Dataset records:

---

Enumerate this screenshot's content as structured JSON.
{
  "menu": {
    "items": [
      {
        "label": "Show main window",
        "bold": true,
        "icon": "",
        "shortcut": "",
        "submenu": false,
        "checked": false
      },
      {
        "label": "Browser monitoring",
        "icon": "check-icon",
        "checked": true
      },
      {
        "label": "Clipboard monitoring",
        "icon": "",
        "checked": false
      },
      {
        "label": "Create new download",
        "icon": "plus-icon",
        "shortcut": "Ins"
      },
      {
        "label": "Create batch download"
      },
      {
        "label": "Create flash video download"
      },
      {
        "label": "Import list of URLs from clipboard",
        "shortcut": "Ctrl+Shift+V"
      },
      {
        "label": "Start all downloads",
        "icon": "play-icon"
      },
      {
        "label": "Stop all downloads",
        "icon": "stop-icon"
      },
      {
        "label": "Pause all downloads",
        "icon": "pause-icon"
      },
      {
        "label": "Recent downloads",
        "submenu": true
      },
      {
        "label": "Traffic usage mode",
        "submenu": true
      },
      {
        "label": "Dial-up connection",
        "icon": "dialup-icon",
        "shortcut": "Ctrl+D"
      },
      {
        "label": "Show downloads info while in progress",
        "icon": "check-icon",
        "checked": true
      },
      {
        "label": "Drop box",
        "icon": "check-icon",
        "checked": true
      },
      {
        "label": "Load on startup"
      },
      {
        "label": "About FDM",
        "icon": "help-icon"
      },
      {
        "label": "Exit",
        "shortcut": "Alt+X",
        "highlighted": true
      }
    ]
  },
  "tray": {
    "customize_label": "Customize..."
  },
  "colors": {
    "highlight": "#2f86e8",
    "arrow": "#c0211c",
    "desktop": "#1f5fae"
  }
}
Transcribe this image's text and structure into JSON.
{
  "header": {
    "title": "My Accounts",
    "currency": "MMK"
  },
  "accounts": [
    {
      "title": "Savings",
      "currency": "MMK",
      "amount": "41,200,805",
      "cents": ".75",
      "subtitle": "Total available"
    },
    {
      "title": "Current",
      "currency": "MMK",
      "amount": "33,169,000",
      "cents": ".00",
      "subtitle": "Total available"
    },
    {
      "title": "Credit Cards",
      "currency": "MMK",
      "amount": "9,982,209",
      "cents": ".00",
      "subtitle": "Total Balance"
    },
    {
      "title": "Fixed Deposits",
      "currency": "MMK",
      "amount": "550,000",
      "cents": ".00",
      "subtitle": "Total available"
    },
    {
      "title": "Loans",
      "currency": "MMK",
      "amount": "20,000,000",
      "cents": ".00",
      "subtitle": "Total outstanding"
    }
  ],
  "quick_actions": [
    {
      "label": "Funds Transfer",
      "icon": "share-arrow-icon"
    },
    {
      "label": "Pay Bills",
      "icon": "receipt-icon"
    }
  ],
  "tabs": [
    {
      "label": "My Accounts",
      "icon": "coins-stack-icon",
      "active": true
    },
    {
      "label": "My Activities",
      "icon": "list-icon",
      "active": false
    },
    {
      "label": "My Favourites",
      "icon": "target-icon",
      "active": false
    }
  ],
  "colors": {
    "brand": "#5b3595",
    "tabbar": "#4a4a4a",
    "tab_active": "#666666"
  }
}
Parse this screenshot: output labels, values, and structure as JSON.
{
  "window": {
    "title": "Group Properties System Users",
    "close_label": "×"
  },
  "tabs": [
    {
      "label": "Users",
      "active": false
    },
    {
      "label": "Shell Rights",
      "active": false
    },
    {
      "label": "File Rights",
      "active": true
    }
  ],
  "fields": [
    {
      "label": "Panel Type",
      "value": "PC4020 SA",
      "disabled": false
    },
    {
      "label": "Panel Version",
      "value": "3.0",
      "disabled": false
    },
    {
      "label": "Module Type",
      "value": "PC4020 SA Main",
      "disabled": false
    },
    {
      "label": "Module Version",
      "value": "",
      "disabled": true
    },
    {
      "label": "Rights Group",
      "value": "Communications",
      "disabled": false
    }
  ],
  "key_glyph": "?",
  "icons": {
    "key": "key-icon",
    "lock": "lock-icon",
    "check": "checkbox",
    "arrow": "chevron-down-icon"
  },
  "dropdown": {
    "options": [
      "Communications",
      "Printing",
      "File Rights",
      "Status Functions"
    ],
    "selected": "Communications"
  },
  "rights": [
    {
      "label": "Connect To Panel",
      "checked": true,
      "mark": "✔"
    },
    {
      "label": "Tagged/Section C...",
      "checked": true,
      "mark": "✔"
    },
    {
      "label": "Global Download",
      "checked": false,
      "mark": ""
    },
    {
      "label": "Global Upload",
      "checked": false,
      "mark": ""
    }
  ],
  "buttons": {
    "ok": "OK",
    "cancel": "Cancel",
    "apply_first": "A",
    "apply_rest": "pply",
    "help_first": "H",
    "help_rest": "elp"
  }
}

---

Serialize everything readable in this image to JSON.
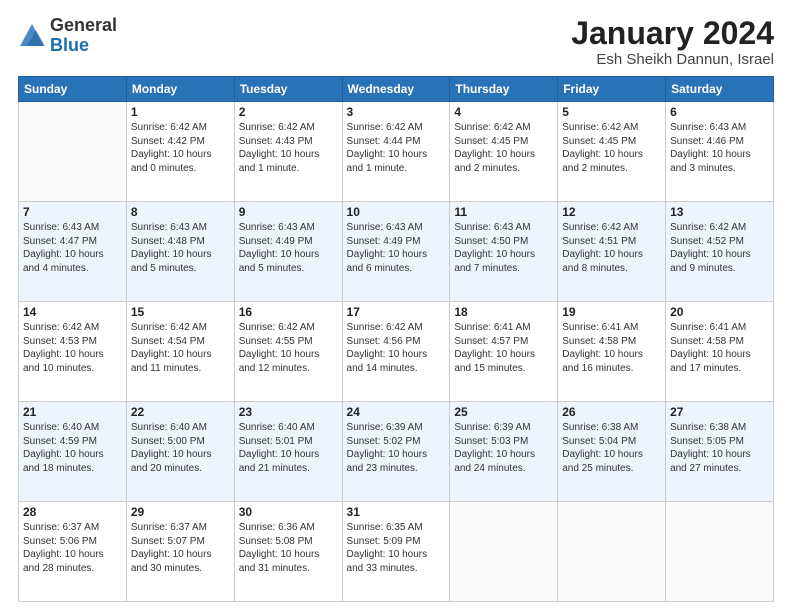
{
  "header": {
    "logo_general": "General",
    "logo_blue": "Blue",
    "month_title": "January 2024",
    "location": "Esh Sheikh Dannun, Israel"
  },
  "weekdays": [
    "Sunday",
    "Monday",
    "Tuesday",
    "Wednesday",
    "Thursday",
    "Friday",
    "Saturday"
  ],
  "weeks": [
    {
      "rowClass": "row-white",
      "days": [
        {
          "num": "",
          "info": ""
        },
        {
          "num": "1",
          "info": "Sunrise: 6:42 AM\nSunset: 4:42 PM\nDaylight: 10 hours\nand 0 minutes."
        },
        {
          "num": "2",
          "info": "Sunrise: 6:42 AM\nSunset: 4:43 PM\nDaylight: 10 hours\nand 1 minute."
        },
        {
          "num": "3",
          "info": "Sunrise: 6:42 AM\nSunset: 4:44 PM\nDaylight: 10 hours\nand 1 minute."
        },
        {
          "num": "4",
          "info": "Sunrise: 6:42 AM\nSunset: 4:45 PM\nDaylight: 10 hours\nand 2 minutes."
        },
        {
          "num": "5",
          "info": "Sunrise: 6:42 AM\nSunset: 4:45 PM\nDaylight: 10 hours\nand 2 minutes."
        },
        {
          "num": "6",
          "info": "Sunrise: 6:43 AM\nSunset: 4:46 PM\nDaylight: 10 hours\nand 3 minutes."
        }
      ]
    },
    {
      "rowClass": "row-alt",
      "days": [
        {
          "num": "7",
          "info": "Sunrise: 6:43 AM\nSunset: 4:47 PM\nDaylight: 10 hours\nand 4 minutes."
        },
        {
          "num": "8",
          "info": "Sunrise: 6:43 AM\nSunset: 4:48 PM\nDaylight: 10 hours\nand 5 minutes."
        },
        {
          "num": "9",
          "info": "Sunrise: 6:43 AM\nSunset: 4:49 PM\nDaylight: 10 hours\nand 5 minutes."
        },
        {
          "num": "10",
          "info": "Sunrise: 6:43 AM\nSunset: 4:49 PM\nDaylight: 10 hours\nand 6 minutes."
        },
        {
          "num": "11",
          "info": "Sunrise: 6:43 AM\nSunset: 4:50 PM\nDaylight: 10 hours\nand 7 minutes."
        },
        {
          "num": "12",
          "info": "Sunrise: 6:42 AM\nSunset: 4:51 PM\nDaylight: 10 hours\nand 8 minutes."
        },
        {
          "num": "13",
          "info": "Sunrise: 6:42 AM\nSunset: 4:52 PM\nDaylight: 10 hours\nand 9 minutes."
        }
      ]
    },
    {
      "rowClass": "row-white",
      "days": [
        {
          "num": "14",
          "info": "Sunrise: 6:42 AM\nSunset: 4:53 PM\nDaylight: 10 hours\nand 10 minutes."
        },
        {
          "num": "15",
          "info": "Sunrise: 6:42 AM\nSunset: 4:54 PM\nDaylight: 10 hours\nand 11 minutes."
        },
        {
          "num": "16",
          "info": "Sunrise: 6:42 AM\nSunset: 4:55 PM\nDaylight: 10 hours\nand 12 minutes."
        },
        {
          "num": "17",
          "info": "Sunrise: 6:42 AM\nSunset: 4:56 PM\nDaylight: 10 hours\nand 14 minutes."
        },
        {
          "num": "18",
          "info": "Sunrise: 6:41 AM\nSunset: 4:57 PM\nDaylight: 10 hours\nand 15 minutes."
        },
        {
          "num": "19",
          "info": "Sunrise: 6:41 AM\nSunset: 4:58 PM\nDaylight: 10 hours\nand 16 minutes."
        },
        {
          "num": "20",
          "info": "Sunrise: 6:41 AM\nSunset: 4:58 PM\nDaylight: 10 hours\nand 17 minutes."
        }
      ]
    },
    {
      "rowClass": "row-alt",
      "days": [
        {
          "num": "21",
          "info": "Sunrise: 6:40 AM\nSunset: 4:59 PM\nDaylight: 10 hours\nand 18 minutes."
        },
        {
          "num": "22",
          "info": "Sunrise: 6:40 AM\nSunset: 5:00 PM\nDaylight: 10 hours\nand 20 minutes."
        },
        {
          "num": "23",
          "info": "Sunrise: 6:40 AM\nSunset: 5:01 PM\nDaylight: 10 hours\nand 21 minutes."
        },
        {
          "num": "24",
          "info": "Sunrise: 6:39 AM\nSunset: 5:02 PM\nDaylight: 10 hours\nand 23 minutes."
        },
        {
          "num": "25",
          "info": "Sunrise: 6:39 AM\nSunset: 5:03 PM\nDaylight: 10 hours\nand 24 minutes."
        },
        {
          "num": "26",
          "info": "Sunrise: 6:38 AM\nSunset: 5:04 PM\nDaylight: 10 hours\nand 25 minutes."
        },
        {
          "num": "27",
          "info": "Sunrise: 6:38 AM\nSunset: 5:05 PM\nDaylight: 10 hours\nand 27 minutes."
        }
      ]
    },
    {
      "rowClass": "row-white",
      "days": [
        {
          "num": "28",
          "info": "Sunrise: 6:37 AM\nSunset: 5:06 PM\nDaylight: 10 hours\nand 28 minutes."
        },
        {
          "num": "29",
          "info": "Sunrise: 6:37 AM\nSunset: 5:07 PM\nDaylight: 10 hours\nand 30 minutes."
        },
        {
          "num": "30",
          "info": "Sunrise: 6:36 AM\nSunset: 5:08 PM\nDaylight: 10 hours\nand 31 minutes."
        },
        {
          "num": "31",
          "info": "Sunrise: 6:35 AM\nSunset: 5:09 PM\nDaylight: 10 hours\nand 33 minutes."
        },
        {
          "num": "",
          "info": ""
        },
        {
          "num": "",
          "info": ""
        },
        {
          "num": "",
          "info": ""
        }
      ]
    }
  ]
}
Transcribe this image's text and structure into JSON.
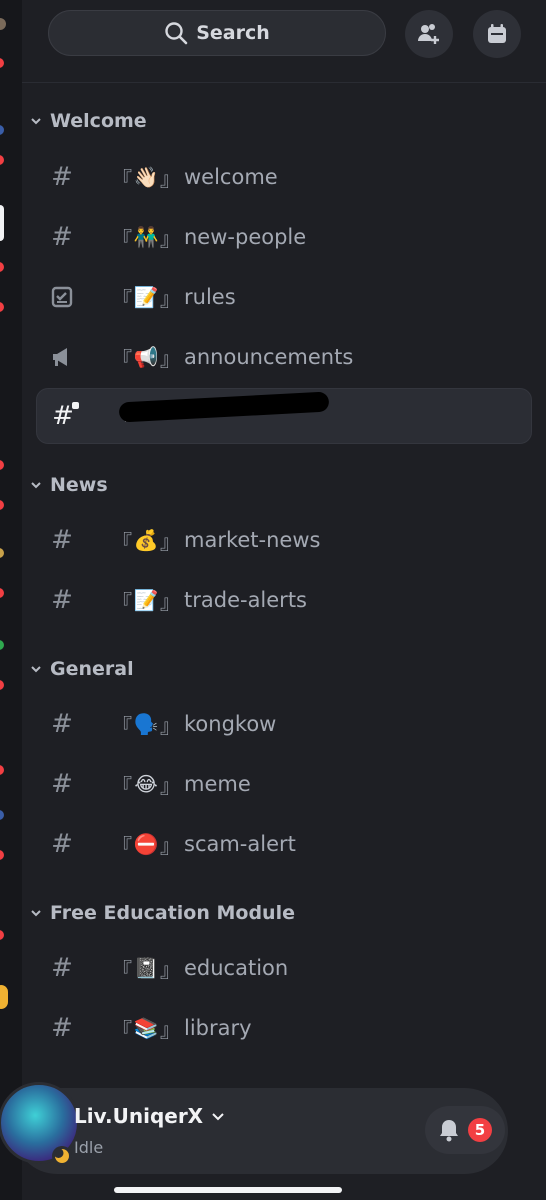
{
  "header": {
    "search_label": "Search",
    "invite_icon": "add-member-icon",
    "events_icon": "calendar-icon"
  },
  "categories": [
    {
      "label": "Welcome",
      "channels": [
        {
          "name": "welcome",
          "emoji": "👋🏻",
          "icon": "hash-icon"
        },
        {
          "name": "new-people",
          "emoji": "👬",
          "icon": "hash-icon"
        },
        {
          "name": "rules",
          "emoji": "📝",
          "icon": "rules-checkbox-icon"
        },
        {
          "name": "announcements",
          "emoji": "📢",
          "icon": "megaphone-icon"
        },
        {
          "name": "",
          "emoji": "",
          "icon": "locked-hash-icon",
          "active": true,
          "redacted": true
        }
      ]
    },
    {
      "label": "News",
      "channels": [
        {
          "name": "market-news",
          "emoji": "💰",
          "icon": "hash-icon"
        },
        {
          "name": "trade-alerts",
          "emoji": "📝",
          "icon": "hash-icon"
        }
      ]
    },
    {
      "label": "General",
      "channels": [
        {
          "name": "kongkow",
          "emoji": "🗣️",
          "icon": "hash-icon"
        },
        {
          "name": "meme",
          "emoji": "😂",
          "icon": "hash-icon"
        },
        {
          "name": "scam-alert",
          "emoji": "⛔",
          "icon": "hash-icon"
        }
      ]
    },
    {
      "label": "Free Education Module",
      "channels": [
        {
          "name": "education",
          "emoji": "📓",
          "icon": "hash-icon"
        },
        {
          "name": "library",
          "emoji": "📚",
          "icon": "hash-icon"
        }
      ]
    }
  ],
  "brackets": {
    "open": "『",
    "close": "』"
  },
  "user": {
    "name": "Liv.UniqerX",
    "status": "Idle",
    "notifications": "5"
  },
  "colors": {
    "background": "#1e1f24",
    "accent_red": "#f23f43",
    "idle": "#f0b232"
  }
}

---

▶ _EXERCISE INSTRUCTIONS_
Only the count is needed: the number of lines in the data that include the word "Version".

▶ _RESULT OF THE TASK_
2